INSTRUCTION: Copy out all the lines exactly. Omit pictures.

==== DATA SUPPLIED ====

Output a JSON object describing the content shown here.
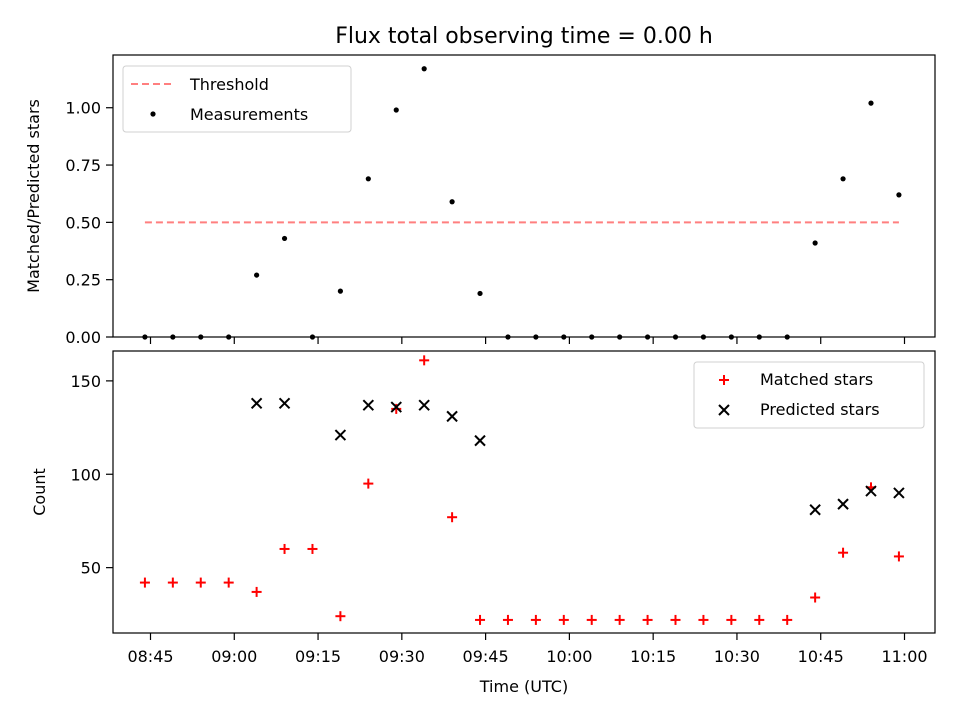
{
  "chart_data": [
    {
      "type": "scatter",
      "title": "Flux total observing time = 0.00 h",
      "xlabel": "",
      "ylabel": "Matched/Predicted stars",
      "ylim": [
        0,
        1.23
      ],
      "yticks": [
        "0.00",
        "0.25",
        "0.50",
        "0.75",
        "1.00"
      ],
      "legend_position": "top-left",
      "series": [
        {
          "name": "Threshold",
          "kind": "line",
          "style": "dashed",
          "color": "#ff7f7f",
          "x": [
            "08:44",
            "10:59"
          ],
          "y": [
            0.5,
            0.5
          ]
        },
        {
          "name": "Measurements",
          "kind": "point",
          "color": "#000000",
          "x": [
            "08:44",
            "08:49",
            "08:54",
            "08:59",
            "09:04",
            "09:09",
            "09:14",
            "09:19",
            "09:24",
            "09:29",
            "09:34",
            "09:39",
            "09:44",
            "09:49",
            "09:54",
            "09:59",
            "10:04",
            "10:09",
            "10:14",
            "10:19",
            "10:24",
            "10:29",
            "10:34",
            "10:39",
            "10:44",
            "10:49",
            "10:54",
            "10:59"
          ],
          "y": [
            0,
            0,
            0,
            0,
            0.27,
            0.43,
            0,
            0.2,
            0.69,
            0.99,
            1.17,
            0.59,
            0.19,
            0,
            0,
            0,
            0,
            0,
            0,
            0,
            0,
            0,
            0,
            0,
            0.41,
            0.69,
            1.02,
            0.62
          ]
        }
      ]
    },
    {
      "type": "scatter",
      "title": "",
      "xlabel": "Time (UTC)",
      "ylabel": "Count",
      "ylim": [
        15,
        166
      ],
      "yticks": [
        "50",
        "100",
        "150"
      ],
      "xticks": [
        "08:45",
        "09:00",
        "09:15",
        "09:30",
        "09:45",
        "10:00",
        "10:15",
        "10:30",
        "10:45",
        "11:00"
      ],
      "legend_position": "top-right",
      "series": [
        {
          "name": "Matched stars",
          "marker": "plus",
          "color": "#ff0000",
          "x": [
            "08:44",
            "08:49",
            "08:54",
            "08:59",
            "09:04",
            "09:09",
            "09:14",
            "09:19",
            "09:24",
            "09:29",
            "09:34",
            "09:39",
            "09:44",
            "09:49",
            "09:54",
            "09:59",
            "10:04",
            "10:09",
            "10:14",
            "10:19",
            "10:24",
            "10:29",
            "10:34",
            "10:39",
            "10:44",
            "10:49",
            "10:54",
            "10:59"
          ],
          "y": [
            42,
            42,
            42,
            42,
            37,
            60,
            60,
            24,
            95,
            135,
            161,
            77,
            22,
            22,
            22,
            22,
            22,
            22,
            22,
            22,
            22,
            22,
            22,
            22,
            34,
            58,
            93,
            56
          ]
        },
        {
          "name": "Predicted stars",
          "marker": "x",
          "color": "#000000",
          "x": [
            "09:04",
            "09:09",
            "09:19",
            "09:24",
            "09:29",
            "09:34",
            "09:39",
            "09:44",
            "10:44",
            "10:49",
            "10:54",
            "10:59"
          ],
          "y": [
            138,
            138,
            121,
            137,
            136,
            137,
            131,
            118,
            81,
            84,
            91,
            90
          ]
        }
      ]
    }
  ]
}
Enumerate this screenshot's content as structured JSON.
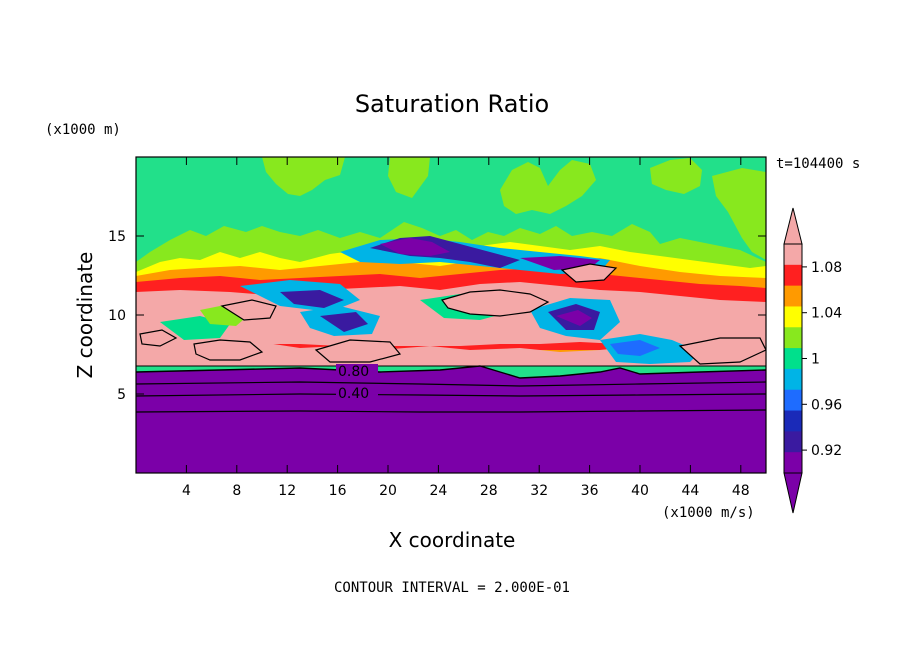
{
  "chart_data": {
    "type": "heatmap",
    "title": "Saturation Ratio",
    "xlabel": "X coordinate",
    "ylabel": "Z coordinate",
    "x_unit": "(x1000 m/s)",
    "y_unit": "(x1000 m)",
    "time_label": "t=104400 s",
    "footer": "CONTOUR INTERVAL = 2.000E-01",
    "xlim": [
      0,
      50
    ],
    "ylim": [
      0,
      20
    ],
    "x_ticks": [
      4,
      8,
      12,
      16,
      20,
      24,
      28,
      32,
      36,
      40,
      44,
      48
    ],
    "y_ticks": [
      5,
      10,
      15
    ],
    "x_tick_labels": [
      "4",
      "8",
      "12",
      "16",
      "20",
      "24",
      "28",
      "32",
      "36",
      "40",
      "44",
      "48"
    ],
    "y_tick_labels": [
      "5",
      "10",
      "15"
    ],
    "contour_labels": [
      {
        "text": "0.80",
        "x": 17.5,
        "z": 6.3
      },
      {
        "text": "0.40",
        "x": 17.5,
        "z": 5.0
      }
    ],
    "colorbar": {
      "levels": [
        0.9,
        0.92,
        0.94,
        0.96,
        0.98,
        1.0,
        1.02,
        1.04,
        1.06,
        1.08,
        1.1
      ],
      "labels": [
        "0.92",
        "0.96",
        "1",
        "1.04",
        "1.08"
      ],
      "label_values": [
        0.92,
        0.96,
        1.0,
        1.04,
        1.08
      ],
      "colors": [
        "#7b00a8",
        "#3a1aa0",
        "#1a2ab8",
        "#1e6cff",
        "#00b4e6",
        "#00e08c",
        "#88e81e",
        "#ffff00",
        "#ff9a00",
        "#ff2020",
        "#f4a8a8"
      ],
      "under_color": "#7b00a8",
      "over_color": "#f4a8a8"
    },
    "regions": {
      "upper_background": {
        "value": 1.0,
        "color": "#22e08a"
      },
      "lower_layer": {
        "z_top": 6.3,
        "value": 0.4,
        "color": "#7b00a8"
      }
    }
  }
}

====

REPLY:
Output a JSON object describing the content shown here.
{
  "chart_data": [
    {
      "type": "scatter",
      "title": "Flux total observing time = 0.00 h",
      "xlabel": "",
      "ylabel": "Matched/Predicted stars",
      "ylim": [
        0,
        1.23
      ],
      "yticks": [
        "0.00",
        "0.25",
        "0.50",
        "0.75",
        "1.00"
      ],
      "legend_position": "top-left",
      "series": [
        {
          "name": "Threshold",
          "kind": "line",
          "style": "dashed",
          "color": "#ff7f7f",
          "x": [
            "08:44",
            "10:59"
          ],
          "y": [
            0.5,
            0.5
          ]
        },
        {
          "name": "Measurements",
          "kind": "point",
          "color": "#000000",
          "x": [
            "08:44",
            "08:49",
            "08:54",
            "08:59",
            "09:04",
            "09:09",
            "09:14",
            "09:19",
            "09:24",
            "09:29",
            "09:34",
            "09:39",
            "09:44",
            "09:49",
            "09:54",
            "09:59",
            "10:04",
            "10:09",
            "10:14",
            "10:19",
            "10:24",
            "10:29",
            "10:34",
            "10:39",
            "10:44",
            "10:49",
            "10:54",
            "10:59"
          ],
          "y": [
            0,
            0,
            0,
            0,
            0.27,
            0.43,
            0,
            0.2,
            0.69,
            0.99,
            1.17,
            0.59,
            0.19,
            0,
            0,
            0,
            0,
            0,
            0,
            0,
            0,
            0,
            0,
            0,
            0.41,
            0.69,
            1.02,
            0.62
          ]
        }
      ]
    },
    {
      "type": "scatter",
      "title": "",
      "xlabel": "Time (UTC)",
      "ylabel": "Count",
      "ylim": [
        15,
        166
      ],
      "yticks": [
        "50",
        "100",
        "150"
      ],
      "xticks": [
        "08:45",
        "09:00",
        "09:15",
        "09:30",
        "09:45",
        "10:00",
        "10:15",
        "10:30",
        "10:45",
        "11:00"
      ],
      "legend_position": "top-right",
      "series": [
        {
          "name": "Matched stars",
          "marker": "plus",
          "color": "#ff0000",
          "x": [
            "08:44",
            "08:49",
            "08:54",
            "08:59",
            "09:04",
            "09:09",
            "09:14",
            "09:19",
            "09:24",
            "09:29",
            "09:34",
            "09:39",
            "09:44",
            "09:49",
            "09:54",
            "09:59",
            "10:04",
            "10:09",
            "10:14",
            "10:19",
            "10:24",
            "10:29",
            "10:34",
            "10:39",
            "10:44",
            "10:49",
            "10:54",
            "10:59"
          ],
          "y": [
            42,
            42,
            42,
            42,
            37,
            60,
            60,
            24,
            95,
            135,
            161,
            77,
            22,
            22,
            22,
            22,
            22,
            22,
            22,
            22,
            22,
            22,
            22,
            22,
            34,
            58,
            93,
            56
          ]
        },
        {
          "name": "Predicted stars",
          "marker": "x",
          "color": "#000000",
          "x": [
            "09:04",
            "09:09",
            "09:19",
            "09:24",
            "09:29",
            "09:34",
            "09:39",
            "09:44",
            "10:44",
            "10:49",
            "10:54",
            "10:59"
          ],
          "y": [
            138,
            138,
            121,
            137,
            136,
            137,
            131,
            118,
            81,
            84,
            91,
            90
          ]
        }
      ]
    }
  ]
}
Enumerate this screenshot's content as structured JSON.
{
  "chart_data": {
    "type": "heatmap",
    "title": "Saturation Ratio",
    "xlabel": "X coordinate",
    "ylabel": "Z coordinate",
    "x_unit": "(x1000 m/s)",
    "y_unit": "(x1000 m)",
    "time_label": "t=104400 s",
    "footer": "CONTOUR INTERVAL = 2.000E-01",
    "xlim": [
      0,
      50
    ],
    "ylim": [
      0,
      20
    ],
    "x_ticks": [
      4,
      8,
      12,
      16,
      20,
      24,
      28,
      32,
      36,
      40,
      44,
      48
    ],
    "y_ticks": [
      5,
      10,
      15
    ],
    "x_tick_labels": [
      "4",
      "8",
      "12",
      "16",
      "20",
      "24",
      "28",
      "32",
      "36",
      "40",
      "44",
      "48"
    ],
    "y_tick_labels": [
      "5",
      "10",
      "15"
    ],
    "contour_labels": [
      {
        "text": "0.80",
        "x": 17.5,
        "z": 6.3
      },
      {
        "text": "0.40",
        "x": 17.5,
        "z": 5.0
      }
    ],
    "colorbar": {
      "levels": [
        0.9,
        0.92,
        0.94,
        0.96,
        0.98,
        1.0,
        1.02,
        1.04,
        1.06,
        1.08,
        1.1
      ],
      "labels": [
        "0.92",
        "0.96",
        "1",
        "1.04",
        "1.08"
      ],
      "label_values": [
        0.92,
        0.96,
        1.0,
        1.04,
        1.08
      ],
      "colors": [
        "#7b00a8",
        "#3a1aa0",
        "#1a2ab8",
        "#1e6cff",
        "#00b4e6",
        "#00e08c",
        "#88e81e",
        "#ffff00",
        "#ff9a00",
        "#ff2020",
        "#f4a8a8"
      ],
      "under_color": "#7b00a8",
      "over_color": "#f4a8a8"
    },
    "regions": {
      "upper_background": {
        "value": 1.0,
        "color": "#22e08a"
      },
      "lower_layer": {
        "z_top": 6.3,
        "value": 0.4,
        "color": "#7b00a8"
      }
    }
  }
}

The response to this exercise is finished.